• THE REQUEST:
Please count the lines in the entries below that contain the string "legend", and give only the number.

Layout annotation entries
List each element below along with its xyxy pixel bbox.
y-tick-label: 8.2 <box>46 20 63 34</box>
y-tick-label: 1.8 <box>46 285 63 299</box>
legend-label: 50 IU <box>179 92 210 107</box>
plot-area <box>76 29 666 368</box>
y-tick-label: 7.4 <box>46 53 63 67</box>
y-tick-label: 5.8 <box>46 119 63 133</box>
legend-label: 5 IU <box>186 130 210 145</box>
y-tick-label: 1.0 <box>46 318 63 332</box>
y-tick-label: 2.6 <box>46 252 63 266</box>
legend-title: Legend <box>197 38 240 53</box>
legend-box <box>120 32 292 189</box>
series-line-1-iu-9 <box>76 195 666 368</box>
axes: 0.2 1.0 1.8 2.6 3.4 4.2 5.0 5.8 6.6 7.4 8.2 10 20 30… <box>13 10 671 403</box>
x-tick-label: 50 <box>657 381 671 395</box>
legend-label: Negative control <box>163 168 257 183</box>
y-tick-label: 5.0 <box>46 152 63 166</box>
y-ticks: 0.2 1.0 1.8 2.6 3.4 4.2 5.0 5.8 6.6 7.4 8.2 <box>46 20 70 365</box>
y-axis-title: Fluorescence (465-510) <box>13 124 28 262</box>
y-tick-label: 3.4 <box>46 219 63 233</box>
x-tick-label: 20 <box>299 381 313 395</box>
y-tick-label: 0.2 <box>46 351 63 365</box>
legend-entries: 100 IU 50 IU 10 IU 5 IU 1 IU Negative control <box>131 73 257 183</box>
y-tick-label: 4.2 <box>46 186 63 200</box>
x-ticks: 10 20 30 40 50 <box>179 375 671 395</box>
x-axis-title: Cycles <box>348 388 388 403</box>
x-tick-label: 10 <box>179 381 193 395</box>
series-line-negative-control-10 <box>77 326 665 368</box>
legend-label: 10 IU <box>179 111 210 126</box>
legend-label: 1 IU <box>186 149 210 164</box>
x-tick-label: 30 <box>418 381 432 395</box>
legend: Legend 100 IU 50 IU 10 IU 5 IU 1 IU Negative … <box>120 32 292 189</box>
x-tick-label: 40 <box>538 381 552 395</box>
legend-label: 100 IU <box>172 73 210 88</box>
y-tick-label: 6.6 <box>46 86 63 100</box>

• FULL OUTPUT:
10